BEGIN Exercise input

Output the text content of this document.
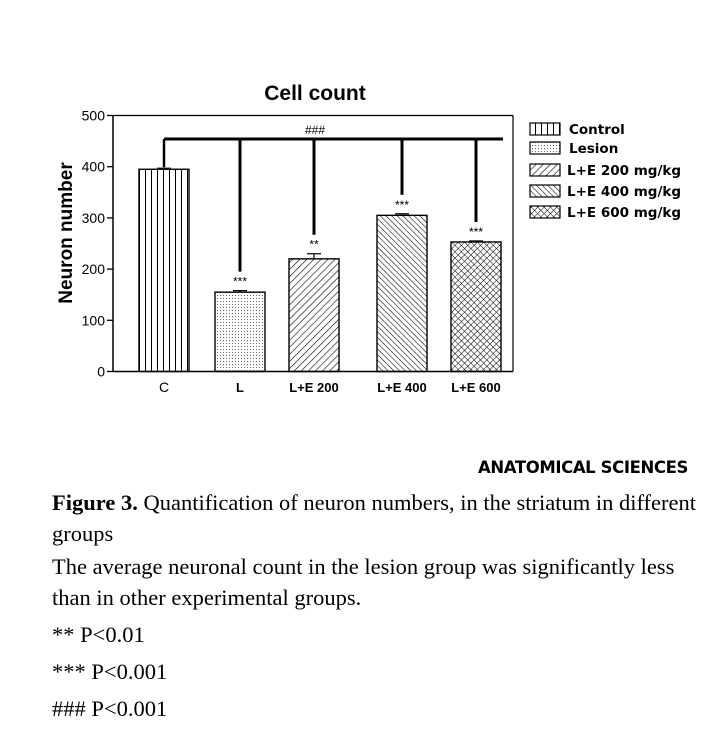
Cell count
Neuron number
0
100
200
300
400
500
###
***
**
***
***
C	L	L+E 200	L+E 400 L+E 600
Control
Lesion
L+E 200 mg/kg
L+E 400 mg/kg
L+E 600 mg/kg
ANATOMICAL SCIENCES

Figure 3. Quantification of neuron numbers, in the striatum in different groups

The average neuronal count in the lesion group was significantly less than in other experimental groups.

** P<0.01

*** P<0.001

### P<0.001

END Exercise input

* Problem requirements
Take the listing above and restate it word for word, without its pictures.

* Completed task
Output the text content of this document.
Cell count
Neuron number
0
100
200
300
400
500
###
***
**
***
***
C	L	L+E 200	L+E 400 L+E 600
Control
Lesion
L+E 200 mg/kg
L+E 400 mg/kg
L+E 600 mg/kg
ANATOMICAL SCIENCES

Figure 3. Quantification of neuron numbers, in the striatum in different groups

The average neuronal count in the lesion group was significantly less than in other experimental groups.

** P<0.01

*** P<0.001

### P<0.001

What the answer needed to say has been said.